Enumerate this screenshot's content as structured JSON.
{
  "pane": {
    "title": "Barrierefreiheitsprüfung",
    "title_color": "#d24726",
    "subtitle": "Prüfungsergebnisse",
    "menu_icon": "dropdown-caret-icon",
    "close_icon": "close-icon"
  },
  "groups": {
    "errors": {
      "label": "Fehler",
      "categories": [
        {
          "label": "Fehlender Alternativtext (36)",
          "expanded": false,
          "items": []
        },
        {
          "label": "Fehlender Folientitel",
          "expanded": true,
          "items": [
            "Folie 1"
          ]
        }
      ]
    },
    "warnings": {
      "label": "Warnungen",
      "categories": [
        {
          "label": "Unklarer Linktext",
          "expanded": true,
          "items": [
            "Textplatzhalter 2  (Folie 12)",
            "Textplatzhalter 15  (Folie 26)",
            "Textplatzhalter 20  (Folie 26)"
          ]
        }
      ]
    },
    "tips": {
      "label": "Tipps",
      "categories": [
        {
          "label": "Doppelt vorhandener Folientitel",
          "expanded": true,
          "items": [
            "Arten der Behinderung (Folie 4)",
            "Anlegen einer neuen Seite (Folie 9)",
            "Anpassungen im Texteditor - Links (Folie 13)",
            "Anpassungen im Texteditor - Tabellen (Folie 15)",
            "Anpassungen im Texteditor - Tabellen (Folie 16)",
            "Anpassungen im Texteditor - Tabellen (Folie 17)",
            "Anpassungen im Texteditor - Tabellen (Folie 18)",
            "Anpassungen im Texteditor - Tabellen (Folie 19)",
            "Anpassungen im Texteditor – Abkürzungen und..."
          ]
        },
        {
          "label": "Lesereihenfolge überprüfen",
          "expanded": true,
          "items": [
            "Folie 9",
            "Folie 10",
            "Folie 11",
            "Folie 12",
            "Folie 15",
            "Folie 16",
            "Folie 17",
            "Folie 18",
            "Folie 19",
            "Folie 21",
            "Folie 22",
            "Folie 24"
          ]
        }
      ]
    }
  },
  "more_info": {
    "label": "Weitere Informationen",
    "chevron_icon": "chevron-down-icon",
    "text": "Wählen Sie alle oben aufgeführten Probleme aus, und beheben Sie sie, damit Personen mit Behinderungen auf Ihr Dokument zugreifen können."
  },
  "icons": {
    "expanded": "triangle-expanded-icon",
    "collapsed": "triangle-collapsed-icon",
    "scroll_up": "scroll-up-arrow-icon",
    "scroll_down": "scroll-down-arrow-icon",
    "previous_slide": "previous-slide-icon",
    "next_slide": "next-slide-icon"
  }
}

************

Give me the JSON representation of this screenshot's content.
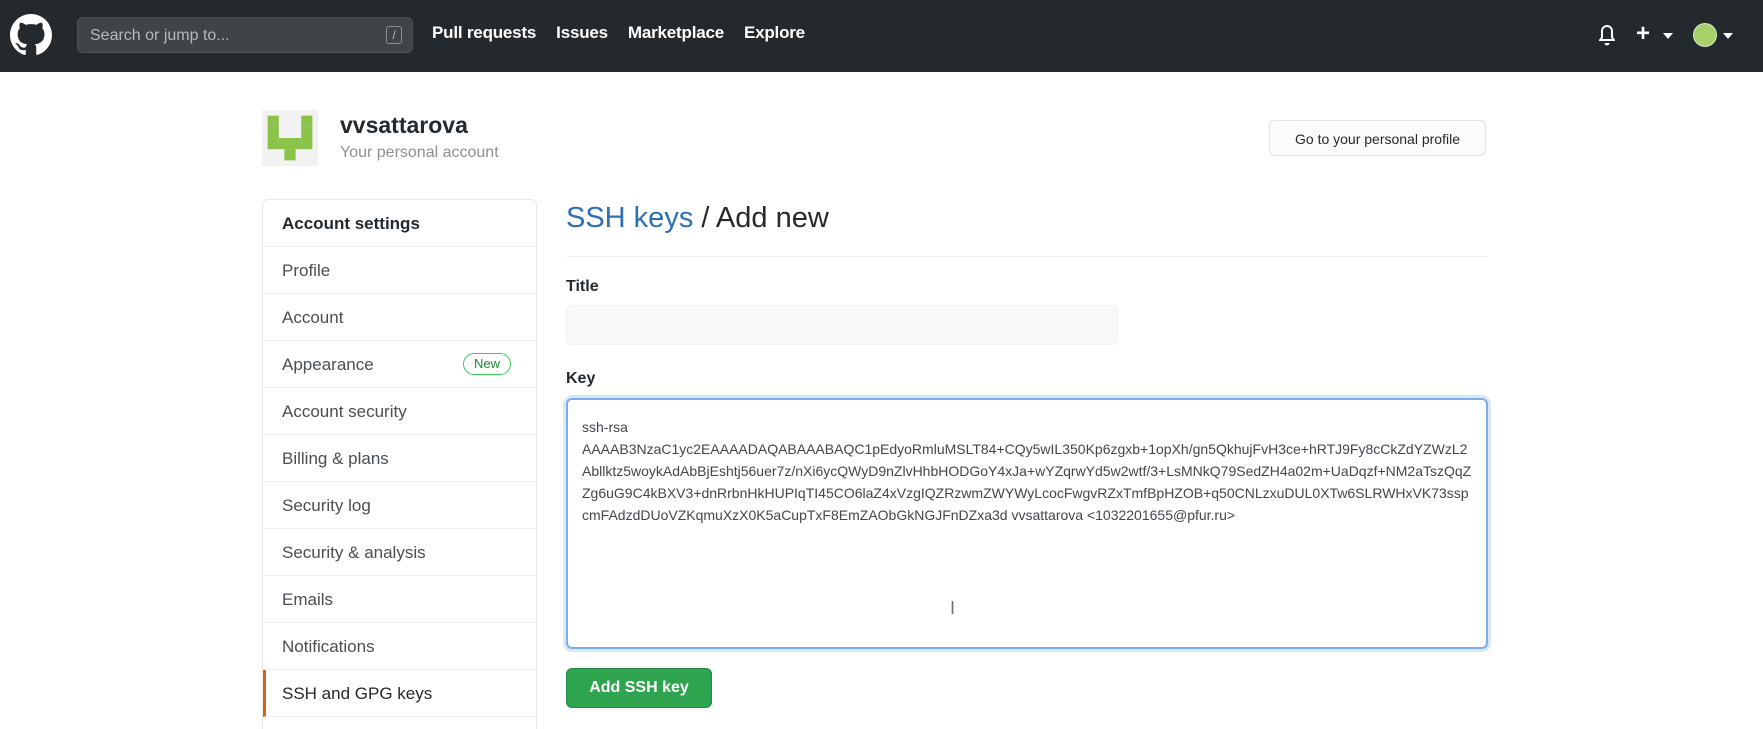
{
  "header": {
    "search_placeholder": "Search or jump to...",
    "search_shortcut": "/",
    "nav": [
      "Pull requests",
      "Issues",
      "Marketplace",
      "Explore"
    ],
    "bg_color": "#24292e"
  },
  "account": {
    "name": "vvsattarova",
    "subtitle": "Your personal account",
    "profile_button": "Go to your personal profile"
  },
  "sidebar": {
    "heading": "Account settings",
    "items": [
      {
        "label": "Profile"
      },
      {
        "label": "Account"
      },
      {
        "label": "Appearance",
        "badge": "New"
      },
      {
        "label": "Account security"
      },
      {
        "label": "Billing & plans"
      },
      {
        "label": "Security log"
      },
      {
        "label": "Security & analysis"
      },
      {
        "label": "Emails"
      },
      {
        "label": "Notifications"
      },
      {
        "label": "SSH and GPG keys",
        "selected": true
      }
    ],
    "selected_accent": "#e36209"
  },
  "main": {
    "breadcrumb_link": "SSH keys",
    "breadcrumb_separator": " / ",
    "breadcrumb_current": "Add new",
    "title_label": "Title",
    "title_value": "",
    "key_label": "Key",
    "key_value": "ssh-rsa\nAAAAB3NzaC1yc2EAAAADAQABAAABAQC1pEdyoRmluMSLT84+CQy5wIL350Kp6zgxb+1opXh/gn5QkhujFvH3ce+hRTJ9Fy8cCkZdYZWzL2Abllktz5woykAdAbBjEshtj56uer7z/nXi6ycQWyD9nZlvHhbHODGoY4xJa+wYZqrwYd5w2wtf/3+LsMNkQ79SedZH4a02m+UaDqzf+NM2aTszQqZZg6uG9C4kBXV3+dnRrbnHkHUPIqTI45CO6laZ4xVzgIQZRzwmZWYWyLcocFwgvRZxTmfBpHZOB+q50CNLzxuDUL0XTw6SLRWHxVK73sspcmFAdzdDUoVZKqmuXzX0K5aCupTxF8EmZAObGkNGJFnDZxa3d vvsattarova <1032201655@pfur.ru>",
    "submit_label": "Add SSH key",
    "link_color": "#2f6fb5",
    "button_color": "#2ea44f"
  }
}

************

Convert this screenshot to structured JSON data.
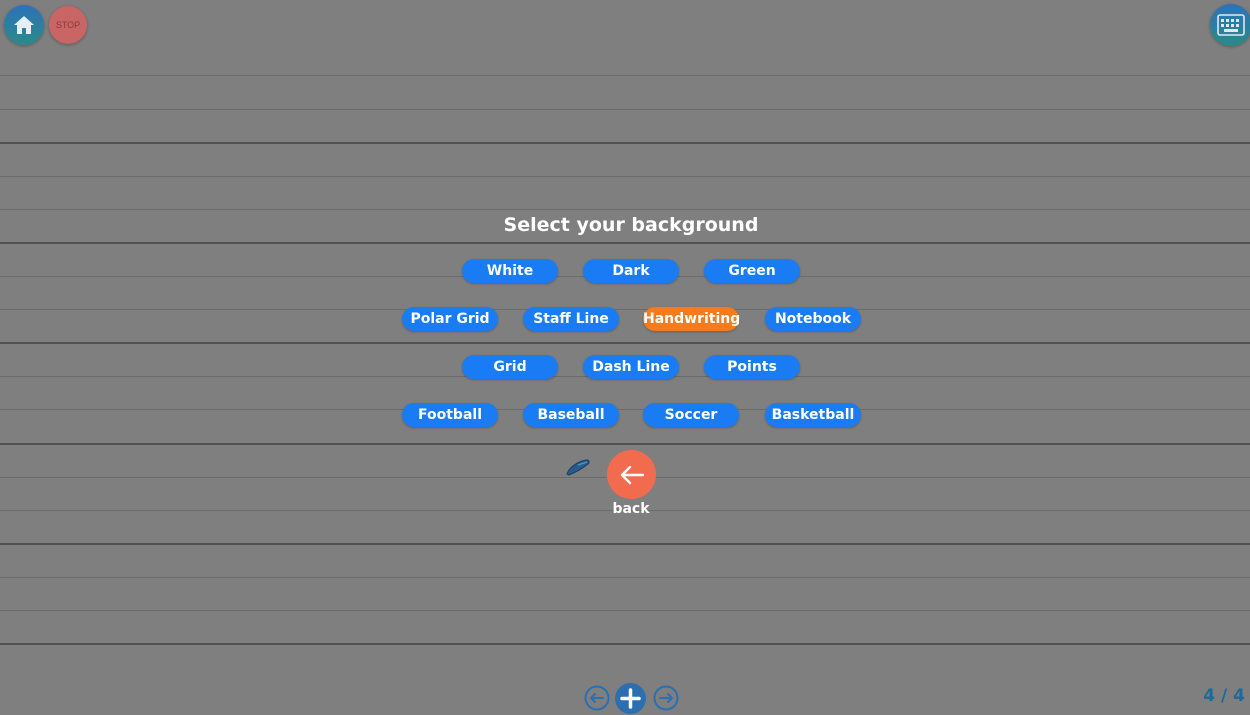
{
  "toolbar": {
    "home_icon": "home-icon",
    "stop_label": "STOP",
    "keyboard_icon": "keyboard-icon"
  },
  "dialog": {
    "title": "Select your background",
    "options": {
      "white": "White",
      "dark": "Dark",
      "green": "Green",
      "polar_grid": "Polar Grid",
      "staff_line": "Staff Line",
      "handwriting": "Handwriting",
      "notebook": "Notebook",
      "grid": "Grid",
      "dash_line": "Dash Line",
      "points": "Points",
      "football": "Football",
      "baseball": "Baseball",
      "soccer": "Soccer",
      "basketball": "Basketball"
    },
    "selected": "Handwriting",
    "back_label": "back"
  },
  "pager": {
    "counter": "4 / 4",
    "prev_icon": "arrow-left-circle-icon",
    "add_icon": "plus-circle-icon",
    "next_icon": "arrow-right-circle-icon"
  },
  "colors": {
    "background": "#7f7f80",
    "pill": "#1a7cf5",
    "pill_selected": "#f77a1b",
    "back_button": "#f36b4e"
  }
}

************

Find out how many lines in the listing contain the string "Textplatzhalter". Give the number alone.

3